Stated goal:
Copy the listing below in full and skip every picture.

[Extracted records]
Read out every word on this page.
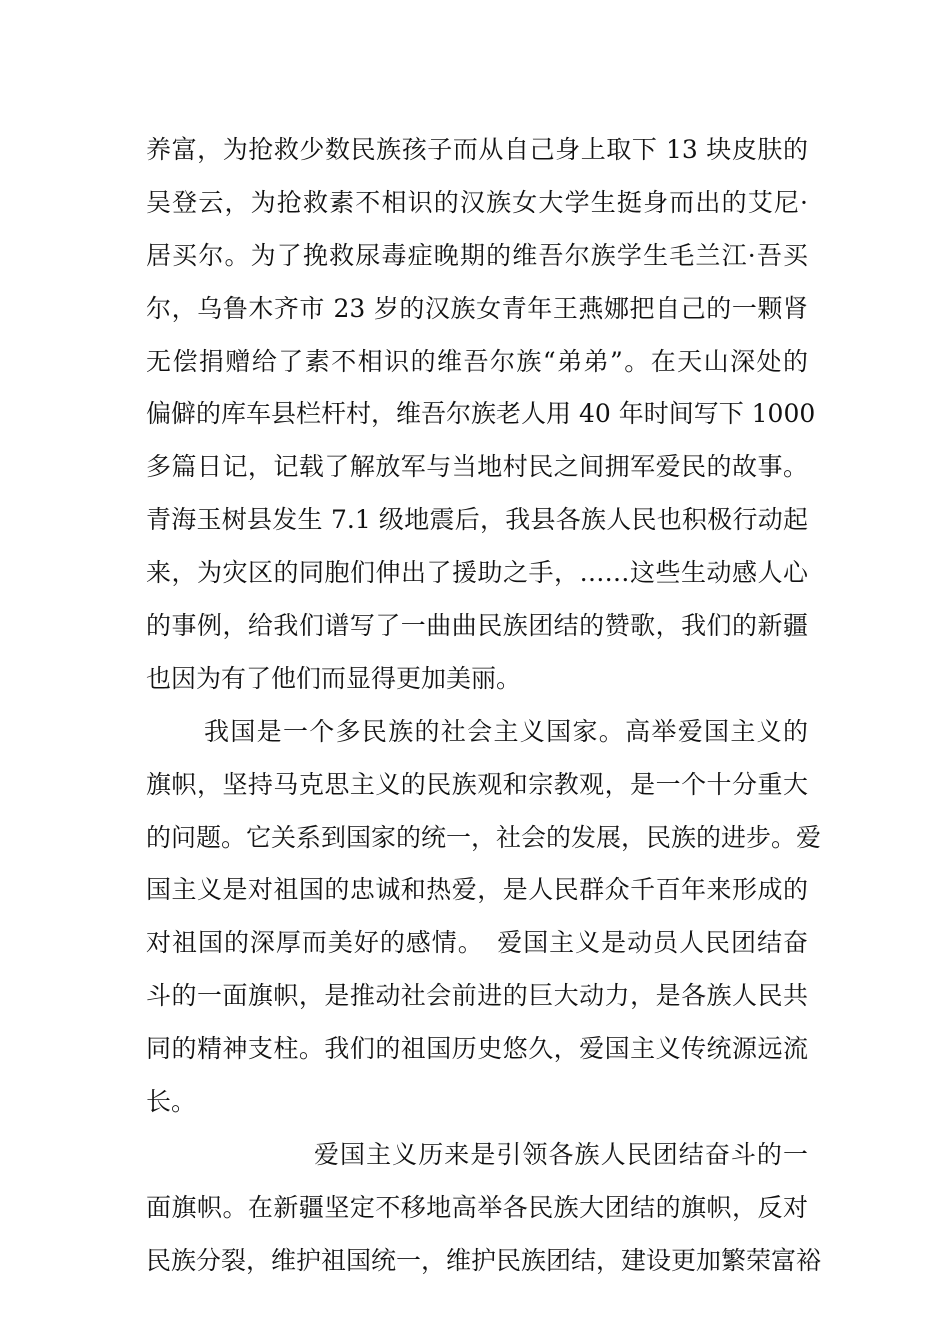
养富，为抢救少数民族孩子而从自己身上取下 13 块皮肤的
吴登云，为抢救素不相识的汉族女大学生挺身而出的艾尼·
居买尔。为了挽救尿毒症晚期的维吾尔族学生毛兰江·吾买
尔，乌鲁木齐市 23 岁的汉族女青年王燕娜把自己的一颗肾
无偿捐赠给了素不相识的维吾尔族“弟弟”。在天山深处的
偏僻的库车县栏杆村，维吾尔族老人用 40 年时间写下 1000
多篇日记，记载了解放军与当地村民之间拥军爱民的故事。
青海玉树县发生 7.1 级地震后，我县各族人民也积极行动起
来，为灾区的同胞们伸出了援助之手，……这些生动感人心
的事例，给我们谱写了一曲曲民族团结的赞歌，我们的新疆
也因为有了他们而显得更加美丽。
我国是一个多民族的社会主义国家。高举爱国主义的
旗帜，坚持马克思主义的民族观和宗教观，是一个十分重大
的问题。它关系到国家的统一，社会的发展，民族的进步。爱
国主义是对祖国的忠诚和热爱，是人民群众千百年来形成的
对祖国的深厚而美好的感情。　爱国主义是动员人民团结奋
斗的一面旗帜，是推动社会前进的巨大动力，是各族人民共
同的精神支柱。我们的祖国历史悠久，爱国主义传统源远流
长。
爱国主义历来是引领各族人民团结奋斗的一
面旗帜。在新疆坚定不移地高举各民族大团结的旗帜，反对
民族分裂，维护祖国统一，维护民族团结，建设更加繁荣富裕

Output for this task:
Read out every word on this page.
养富，为抢救少数民族孩子而从自己身上取下 13 块皮肤的
吴登云，为抢救素不相识的汉族女大学生挺身而出的艾尼·
居买尔。为了挽救尿毒症晚期的维吾尔族学生毛兰江·吾买
尔，乌鲁木齐市 23 岁的汉族女青年王燕娜把自己的一颗肾
无偿捐赠给了素不相识的维吾尔族“弟弟”。在天山深处的
偏僻的库车县栏杆村，维吾尔族老人用 40 年时间写下 1000
多篇日记，记载了解放军与当地村民之间拥军爱民的故事。
青海玉树县发生 7.1 级地震后，我县各族人民也积极行动起
来，为灾区的同胞们伸出了援助之手，……这些生动感人心
的事例，给我们谱写了一曲曲民族团结的赞歌，我们的新疆
也因为有了他们而显得更加美丽。
我国是一个多民族的社会主义国家。高举爱国主义的
旗帜，坚持马克思主义的民族观和宗教观，是一个十分重大
的问题。它关系到国家的统一，社会的发展，民族的进步。爱
国主义是对祖国的忠诚和热爱，是人民群众千百年来形成的
对祖国的深厚而美好的感情。　爱国主义是动员人民团结奋
斗的一面旗帜，是推动社会前进的巨大动力，是各族人民共
同的精神支柱。我们的祖国历史悠久，爱国主义传统源远流
长。
爱国主义历来是引领各族人民团结奋斗的一
面旗帜。在新疆坚定不移地高举各民族大团结的旗帜，反对
民族分裂，维护祖国统一，维护民族团结，建设更加繁荣富裕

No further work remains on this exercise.